**Records for processing**
%%

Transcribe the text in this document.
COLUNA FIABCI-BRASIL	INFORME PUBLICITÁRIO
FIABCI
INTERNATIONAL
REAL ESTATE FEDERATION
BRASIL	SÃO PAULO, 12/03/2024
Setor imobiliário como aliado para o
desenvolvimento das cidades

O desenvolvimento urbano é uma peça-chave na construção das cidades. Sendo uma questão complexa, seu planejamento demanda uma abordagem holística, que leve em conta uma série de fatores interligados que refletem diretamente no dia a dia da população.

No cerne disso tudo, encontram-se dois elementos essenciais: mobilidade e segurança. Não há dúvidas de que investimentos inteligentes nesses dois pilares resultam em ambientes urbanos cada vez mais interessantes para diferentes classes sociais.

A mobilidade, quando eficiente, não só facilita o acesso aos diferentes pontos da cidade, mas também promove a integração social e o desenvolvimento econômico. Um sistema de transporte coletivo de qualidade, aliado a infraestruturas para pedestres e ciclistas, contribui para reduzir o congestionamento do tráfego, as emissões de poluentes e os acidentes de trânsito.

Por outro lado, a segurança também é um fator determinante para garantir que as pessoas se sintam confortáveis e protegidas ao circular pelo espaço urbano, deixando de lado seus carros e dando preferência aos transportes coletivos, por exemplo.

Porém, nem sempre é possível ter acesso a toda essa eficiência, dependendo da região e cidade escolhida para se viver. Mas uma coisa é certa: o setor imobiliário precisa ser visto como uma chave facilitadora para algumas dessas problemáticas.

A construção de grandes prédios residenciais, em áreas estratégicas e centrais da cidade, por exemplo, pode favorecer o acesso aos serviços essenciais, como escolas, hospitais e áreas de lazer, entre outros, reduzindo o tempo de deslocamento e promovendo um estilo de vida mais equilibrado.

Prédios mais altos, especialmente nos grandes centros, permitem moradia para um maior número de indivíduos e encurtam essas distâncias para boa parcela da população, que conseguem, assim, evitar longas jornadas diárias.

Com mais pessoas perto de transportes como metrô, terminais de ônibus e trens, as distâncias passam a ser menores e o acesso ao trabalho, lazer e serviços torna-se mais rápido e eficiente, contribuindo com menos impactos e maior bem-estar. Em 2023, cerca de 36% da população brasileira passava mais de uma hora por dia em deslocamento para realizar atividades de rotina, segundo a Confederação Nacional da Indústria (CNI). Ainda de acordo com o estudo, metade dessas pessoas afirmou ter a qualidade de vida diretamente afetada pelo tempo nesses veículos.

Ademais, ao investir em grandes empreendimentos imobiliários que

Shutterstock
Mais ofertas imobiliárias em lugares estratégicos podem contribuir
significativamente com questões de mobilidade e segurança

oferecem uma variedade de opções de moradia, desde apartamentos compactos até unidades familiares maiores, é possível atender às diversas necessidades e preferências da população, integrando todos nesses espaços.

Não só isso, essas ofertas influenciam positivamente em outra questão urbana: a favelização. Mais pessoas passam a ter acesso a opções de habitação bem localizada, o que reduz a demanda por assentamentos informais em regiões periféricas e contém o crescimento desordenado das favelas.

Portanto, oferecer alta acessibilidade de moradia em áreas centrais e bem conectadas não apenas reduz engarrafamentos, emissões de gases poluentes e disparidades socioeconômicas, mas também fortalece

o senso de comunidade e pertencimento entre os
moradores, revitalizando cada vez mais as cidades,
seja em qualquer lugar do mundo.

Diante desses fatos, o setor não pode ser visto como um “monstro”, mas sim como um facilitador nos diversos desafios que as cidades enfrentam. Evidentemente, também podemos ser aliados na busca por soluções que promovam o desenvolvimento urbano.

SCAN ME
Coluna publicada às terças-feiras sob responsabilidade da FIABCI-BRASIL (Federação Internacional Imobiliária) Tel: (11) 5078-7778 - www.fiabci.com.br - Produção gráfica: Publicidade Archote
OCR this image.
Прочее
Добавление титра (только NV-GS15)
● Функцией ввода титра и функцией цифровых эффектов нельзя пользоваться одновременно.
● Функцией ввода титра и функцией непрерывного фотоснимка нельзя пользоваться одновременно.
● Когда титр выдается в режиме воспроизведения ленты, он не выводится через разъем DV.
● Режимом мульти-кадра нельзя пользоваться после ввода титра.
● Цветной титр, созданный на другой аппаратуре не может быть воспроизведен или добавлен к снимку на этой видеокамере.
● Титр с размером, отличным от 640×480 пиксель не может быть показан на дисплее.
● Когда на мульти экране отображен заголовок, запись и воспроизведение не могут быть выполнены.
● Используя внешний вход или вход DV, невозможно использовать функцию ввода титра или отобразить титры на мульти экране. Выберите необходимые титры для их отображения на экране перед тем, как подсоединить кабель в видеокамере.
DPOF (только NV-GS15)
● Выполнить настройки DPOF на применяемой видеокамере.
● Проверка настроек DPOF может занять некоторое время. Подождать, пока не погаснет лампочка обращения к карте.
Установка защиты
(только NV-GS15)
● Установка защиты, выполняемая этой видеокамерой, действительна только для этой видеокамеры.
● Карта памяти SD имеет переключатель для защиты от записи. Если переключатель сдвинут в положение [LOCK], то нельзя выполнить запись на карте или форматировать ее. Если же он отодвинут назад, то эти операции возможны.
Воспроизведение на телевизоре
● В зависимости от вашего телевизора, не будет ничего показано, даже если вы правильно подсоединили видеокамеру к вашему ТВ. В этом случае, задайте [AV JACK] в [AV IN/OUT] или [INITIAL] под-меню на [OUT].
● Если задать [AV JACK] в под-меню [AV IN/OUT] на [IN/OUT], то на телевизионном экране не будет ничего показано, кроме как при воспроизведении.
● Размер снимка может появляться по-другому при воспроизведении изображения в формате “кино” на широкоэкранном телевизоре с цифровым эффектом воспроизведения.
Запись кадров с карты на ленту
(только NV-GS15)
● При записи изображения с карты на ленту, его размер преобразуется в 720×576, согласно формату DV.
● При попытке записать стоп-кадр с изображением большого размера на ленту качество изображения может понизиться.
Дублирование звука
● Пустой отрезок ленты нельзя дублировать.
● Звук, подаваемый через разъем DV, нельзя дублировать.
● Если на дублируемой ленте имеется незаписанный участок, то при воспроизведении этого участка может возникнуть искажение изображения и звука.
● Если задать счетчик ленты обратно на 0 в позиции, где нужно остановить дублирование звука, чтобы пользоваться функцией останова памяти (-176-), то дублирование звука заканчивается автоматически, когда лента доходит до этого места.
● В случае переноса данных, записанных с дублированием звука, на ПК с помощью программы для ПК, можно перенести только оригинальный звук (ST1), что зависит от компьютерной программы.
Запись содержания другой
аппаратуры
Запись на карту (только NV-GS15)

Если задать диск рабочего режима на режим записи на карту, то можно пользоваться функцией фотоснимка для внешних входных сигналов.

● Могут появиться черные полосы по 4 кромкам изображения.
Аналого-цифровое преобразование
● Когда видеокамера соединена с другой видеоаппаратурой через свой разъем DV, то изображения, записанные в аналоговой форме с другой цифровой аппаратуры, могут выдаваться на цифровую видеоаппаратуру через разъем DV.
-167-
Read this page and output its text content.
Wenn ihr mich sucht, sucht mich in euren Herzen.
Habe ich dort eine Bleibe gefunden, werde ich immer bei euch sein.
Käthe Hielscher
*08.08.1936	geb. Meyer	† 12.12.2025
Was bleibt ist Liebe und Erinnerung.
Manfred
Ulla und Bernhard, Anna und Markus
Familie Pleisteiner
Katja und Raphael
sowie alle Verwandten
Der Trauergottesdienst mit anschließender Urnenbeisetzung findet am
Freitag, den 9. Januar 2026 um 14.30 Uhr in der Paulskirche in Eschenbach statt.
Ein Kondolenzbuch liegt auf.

%%

**Set problem**
Extract all of the data shown above without alteration.

**Expected output**
Transcribe the text in this document.
COLUNA FIABCI-BRASIL	INFORME PUBLICITÁRIO
FIABCI
INTERNATIONAL
REAL ESTATE FEDERATION
BRASIL	SÃO PAULO, 12/03/2024
Setor imobiliário como aliado para o
desenvolvimento das cidades

O desenvolvimento urbano é uma peça-chave na construção das cidades. Sendo uma questão complexa, seu planejamento demanda uma abordagem holística, que leve em conta uma série de fatores interligados que refletem diretamente no dia a dia da população.

No cerne disso tudo, encontram-se dois elementos essenciais: mobilidade e segurança. Não há dúvidas de que investimentos inteligentes nesses dois pilares resultam em ambientes urbanos cada vez mais interessantes para diferentes classes sociais.

A mobilidade, quando eficiente, não só facilita o acesso aos diferentes pontos da cidade, mas também promove a integração social e o desenvolvimento econômico. Um sistema de transporte coletivo de qualidade, aliado a infraestruturas para pedestres e ciclistas, contribui para reduzir o congestionamento do tráfego, as emissões de poluentes e os acidentes de trânsito.

Por outro lado, a segurança também é um fator determinante para garantir que as pessoas se sintam confortáveis e protegidas ao circular pelo espaço urbano, deixando de lado seus carros e dando preferência aos transportes coletivos, por exemplo.

Porém, nem sempre é possível ter acesso a toda essa eficiência, dependendo da região e cidade escolhida para se viver. Mas uma coisa é certa: o setor imobiliário precisa ser visto como uma chave facilitadora para algumas dessas problemáticas.

A construção de grandes prédios residenciais, em áreas estratégicas e centrais da cidade, por exemplo, pode favorecer o acesso aos serviços essenciais, como escolas, hospitais e áreas de lazer, entre outros, reduzindo o tempo de deslocamento e promovendo um estilo de vida mais equilibrado.

Prédios mais altos, especialmente nos grandes centros, permitem moradia para um maior número de indivíduos e encurtam essas distâncias para boa parcela da população, que conseguem, assim, evitar longas jornadas diárias.

Com mais pessoas perto de transportes como metrô, terminais de ônibus e trens, as distâncias passam a ser menores e o acesso ao trabalho, lazer e serviços torna-se mais rápido e eficiente, contribuindo com menos impactos e maior bem-estar. Em 2023, cerca de 36% da população brasileira passava mais de uma hora por dia em deslocamento para realizar atividades de rotina, segundo a Confederação Nacional da Indústria (CNI). Ainda de acordo com o estudo, metade dessas pessoas afirmou ter a qualidade de vida diretamente afetada pelo tempo nesses veículos.

Ademais, ao investir em grandes empreendimentos imobiliários que

Shutterstock
Mais ofertas imobiliárias em lugares estratégicos podem contribuir
significativamente com questões de mobilidade e segurança

oferecem uma variedade de opções de moradia, desde apartamentos compactos até unidades familiares maiores, é possível atender às diversas necessidades e preferências da população, integrando todos nesses espaços.

Não só isso, essas ofertas influenciam positivamente em outra questão urbana: a favelização. Mais pessoas passam a ter acesso a opções de habitação bem localizada, o que reduz a demanda por assentamentos informais em regiões periféricas e contém o crescimento desordenado das favelas.

Portanto, oferecer alta acessibilidade de moradia em áreas centrais e bem conectadas não apenas reduz engarrafamentos, emissões de gases poluentes e disparidades socioeconômicas, mas também fortalece

o senso de comunidade e pertencimento entre os
moradores, revitalizando cada vez mais as cidades,
seja em qualquer lugar do mundo.

Diante desses fatos, o setor não pode ser visto como um “monstro”, mas sim como um facilitador nos diversos desafios que as cidades enfrentam. Evidentemente, também podemos ser aliados na busca por soluções que promovam o desenvolvimento urbano.

SCAN ME
Coluna publicada às terças-feiras sob responsabilidade da FIABCI-BRASIL (Federação Internacional Imobiliária) Tel: (11) 5078-7778 - www.fiabci.com.br - Produção gráfica: Publicidade Archote
OCR this image.
Прочее
Добавление титра (только NV-GS15)
● Функцией ввода титра и функцией цифровых эффектов нельзя пользоваться одновременно.
● Функцией ввода титра и функцией непрерывного фотоснимка нельзя пользоваться одновременно.
● Когда титр выдается в режиме воспроизведения ленты, он не выводится через разъем DV.
● Режимом мульти-кадра нельзя пользоваться после ввода титра.
● Цветной титр, созданный на другой аппаратуре не может быть воспроизведен или добавлен к снимку на этой видеокамере.
● Титр с размером, отличным от 640×480 пиксель не может быть показан на дисплее.
● Когда на мульти экране отображен заголовок, запись и воспроизведение не могут быть выполнены.
● Используя внешний вход или вход DV, невозможно использовать функцию ввода титра или отобразить титры на мульти экране. Выберите необходимые титры для их отображения на экране перед тем, как подсоединить кабель в видеокамере.
DPOF (только NV-GS15)
● Выполнить настройки DPOF на применяемой видеокамере.
● Проверка настроек DPOF может занять некоторое время. Подождать, пока не погаснет лампочка обращения к карте.
Установка защиты
(только NV-GS15)
● Установка защиты, выполняемая этой видеокамерой, действительна только для этой видеокамеры.
● Карта памяти SD имеет переключатель для защиты от записи. Если переключатель сдвинут в положение [LOCK], то нельзя выполнить запись на карте или форматировать ее. Если же он отодвинут назад, то эти операции возможны.
Воспроизведение на телевизоре
● В зависимости от вашего телевизора, не будет ничего показано, даже если вы правильно подсоединили видеокамеру к вашему ТВ. В этом случае, задайте [AV JACK] в [AV IN/OUT] или [INITIAL] под-меню на [OUT].
● Если задать [AV JACK] в под-меню [AV IN/OUT] на [IN/OUT], то на телевизионном экране не будет ничего показано, кроме как при воспроизведении.
● Размер снимка может появляться по-другому при воспроизведении изображения в формате “кино” на широкоэкранном телевизоре с цифровым эффектом воспроизведения.
Запись кадров с карты на ленту
(только NV-GS15)
● При записи изображения с карты на ленту, его размер преобразуется в 720×576, согласно формату DV.
● При попытке записать стоп-кадр с изображением большого размера на ленту качество изображения может понизиться.
Дублирование звука
● Пустой отрезок ленты нельзя дублировать.
● Звук, подаваемый через разъем DV, нельзя дублировать.
● Если на дублируемой ленте имеется незаписанный участок, то при воспроизведении этого участка может возникнуть искажение изображения и звука.
● Если задать счетчик ленты обратно на 0 в позиции, где нужно остановить дублирование звука, чтобы пользоваться функцией останова памяти (-176-), то дублирование звука заканчивается автоматически, когда лента доходит до этого места.
● В случае переноса данных, записанных с дублированием звука, на ПК с помощью программы для ПК, можно перенести только оригинальный звук (ST1), что зависит от компьютерной программы.
Запись содержания другой
аппаратуры
Запись на карту (только NV-GS15)

Если задать диск рабочего режима на режим записи на карту, то можно пользоваться функцией фотоснимка для внешних входных сигналов.

● Могут появиться черные полосы по 4 кромкам изображения.
Аналого-цифровое преобразование
● Когда видеокамера соединена с другой видеоаппаратурой через свой разъем DV, то изображения, записанные в аналоговой форме с другой цифровой аппаратуры, могут выдаваться на цифровую видеоаппаратуру через разъем DV.
-167-
Read this page and output its text content.
Wenn ihr mich sucht, sucht mich in euren Herzen.
Habe ich dort eine Bleibe gefunden, werde ich immer bei euch sein.
Käthe Hielscher
*08.08.1936	geb. Meyer	† 12.12.2025
Was bleibt ist Liebe und Erinnerung.
Manfred
Ulla und Bernhard, Anna und Markus
Familie Pleisteiner
Katja und Raphael
sowie alle Verwandten
Der Trauergottesdienst mit anschließender Urnenbeisetzung findet am
Freitag, den 9. Januar 2026 um 14.30 Uhr in der Paulskirche in Eschenbach statt.
Ein Kondolenzbuch liegt auf.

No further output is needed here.